[Stored items]
»»

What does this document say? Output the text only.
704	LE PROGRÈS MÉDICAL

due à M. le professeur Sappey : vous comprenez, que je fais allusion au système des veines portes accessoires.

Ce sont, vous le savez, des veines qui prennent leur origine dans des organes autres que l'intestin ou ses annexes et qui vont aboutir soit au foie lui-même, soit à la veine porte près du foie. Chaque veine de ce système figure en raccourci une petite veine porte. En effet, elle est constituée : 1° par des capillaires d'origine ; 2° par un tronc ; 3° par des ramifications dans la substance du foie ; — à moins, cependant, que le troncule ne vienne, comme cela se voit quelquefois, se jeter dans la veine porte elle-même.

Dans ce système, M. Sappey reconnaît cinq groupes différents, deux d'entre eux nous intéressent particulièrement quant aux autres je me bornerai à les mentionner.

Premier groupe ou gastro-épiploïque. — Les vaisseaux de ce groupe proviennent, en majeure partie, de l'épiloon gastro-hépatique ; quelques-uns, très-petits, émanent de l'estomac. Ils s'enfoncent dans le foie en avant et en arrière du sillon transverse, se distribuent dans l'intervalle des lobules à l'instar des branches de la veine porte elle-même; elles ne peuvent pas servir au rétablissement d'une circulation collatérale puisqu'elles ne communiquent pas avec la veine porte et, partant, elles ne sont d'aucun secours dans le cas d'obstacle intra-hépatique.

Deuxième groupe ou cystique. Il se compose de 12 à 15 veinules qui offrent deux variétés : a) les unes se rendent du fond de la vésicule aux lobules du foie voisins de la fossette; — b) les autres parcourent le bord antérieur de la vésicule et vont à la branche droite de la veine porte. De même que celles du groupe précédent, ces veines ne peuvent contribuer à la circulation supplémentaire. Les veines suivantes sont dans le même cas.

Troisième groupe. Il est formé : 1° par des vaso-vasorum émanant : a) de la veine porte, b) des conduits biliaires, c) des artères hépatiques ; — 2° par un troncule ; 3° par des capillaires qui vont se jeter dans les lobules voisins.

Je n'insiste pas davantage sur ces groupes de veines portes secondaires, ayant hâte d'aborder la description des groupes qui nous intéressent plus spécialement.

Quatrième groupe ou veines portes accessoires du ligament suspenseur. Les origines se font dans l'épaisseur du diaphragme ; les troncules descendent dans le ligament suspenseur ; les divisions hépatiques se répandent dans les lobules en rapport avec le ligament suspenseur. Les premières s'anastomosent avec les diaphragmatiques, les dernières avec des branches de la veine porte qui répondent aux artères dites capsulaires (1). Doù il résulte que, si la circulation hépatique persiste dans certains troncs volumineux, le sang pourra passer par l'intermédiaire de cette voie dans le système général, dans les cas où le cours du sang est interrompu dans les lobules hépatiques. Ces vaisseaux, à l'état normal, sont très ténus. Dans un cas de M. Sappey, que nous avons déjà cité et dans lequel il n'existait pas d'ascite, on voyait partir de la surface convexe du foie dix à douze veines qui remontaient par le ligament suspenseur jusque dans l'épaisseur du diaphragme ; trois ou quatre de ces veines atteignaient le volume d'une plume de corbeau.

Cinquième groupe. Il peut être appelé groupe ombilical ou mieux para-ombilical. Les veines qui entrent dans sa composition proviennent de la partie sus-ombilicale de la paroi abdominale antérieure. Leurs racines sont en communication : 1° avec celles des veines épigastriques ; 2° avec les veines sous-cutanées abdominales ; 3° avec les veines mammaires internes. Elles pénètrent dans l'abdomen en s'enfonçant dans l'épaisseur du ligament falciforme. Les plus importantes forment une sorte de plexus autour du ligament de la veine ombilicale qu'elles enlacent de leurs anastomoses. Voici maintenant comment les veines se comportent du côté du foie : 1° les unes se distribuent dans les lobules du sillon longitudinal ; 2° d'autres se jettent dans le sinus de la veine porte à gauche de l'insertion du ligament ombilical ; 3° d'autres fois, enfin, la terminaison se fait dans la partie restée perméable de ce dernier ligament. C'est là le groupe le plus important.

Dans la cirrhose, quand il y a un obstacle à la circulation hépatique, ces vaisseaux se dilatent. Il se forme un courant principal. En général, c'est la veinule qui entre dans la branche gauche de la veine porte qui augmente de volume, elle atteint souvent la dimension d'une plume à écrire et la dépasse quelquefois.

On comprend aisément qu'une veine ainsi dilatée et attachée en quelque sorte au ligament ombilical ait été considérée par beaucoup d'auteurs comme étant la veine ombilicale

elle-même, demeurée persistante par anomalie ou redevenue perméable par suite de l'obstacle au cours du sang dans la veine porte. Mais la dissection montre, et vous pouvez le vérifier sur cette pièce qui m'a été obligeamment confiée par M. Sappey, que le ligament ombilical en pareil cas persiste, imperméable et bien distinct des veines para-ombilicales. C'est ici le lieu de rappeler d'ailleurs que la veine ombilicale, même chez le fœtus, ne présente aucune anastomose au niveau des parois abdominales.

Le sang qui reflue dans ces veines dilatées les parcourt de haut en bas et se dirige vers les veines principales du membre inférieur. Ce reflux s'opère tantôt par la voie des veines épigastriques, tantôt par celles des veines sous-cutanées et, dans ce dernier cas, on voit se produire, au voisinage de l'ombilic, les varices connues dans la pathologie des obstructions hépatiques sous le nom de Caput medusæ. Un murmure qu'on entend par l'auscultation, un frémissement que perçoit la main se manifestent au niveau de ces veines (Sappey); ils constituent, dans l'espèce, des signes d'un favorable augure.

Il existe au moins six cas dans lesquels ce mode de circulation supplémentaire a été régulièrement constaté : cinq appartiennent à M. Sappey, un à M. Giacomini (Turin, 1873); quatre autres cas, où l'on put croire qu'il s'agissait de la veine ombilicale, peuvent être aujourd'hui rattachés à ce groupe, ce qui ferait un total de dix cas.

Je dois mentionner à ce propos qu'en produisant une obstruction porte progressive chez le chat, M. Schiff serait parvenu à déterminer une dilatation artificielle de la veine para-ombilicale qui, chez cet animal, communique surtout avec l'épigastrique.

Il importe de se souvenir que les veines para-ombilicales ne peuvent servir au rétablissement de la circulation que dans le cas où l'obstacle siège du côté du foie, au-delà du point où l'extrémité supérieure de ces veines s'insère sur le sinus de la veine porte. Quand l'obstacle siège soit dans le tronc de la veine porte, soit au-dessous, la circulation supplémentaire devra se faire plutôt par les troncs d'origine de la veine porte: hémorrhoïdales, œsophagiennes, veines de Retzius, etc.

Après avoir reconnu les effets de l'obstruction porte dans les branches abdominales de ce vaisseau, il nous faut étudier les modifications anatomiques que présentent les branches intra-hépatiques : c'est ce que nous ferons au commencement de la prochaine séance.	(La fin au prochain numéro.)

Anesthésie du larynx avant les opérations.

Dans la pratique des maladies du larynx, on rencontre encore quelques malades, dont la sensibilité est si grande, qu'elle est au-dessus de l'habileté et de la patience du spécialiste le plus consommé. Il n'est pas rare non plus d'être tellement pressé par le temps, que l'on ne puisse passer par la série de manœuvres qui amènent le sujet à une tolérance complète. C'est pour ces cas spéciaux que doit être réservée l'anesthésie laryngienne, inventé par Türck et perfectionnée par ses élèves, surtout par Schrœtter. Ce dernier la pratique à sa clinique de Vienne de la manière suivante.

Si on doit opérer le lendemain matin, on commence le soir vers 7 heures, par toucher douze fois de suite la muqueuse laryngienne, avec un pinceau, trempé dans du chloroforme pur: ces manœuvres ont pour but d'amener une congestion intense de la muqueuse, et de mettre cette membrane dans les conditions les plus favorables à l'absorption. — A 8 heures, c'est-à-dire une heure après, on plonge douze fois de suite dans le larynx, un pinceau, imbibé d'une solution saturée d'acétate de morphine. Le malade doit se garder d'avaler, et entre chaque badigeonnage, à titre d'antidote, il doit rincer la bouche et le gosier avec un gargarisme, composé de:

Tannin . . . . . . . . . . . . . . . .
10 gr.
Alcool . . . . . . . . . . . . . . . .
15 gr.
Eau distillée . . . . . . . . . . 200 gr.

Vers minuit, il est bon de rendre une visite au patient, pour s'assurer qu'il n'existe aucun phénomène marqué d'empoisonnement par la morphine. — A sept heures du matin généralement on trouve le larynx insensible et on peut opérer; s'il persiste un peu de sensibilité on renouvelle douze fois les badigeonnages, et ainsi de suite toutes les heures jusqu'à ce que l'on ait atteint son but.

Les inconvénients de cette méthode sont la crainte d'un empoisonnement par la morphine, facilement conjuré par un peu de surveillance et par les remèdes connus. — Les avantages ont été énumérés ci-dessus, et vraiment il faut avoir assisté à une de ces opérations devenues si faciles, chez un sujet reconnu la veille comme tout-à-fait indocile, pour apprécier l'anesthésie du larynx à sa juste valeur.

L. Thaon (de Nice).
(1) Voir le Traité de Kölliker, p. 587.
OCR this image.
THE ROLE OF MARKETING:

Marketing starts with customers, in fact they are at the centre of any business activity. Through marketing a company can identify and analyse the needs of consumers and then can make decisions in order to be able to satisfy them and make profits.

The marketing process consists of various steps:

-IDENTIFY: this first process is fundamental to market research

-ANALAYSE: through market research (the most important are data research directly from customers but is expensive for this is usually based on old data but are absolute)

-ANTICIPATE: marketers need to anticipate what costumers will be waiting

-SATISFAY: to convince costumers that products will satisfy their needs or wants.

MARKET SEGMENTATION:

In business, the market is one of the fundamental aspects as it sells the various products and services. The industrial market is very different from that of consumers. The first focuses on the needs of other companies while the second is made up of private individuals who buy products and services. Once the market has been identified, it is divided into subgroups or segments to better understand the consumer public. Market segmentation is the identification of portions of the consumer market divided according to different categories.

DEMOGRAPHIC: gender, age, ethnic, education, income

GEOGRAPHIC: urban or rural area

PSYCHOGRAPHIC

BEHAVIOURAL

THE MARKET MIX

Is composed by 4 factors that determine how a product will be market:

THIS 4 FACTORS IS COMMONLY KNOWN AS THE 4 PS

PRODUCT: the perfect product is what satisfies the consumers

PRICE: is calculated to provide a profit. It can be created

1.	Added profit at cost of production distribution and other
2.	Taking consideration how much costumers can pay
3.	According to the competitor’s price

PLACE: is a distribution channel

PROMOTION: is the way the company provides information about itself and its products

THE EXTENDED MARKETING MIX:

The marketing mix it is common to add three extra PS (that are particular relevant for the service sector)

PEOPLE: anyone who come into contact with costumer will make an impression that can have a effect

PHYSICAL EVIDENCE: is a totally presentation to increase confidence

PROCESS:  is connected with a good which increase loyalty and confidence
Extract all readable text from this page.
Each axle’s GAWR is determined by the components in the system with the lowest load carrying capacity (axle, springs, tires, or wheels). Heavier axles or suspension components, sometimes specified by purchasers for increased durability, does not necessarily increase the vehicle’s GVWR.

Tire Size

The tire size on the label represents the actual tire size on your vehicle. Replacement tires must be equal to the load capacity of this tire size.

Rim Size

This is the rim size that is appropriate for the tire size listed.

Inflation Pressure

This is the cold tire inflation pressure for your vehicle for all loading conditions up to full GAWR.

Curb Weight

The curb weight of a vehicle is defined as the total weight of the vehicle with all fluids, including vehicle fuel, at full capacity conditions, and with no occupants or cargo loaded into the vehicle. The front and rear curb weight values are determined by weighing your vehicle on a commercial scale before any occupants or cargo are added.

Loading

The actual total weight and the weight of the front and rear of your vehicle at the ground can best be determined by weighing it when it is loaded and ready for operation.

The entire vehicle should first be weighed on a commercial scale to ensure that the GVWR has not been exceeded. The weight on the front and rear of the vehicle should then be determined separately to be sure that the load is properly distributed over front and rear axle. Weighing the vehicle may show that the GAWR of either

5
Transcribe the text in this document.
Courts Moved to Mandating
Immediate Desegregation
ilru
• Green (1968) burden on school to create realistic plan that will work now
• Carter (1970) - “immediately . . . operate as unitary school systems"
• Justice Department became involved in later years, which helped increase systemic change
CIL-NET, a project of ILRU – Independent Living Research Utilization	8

««

TO BE DONE —
Tell how many lines of the data above hold the string "various". Give only the number.

OUTPUT —
2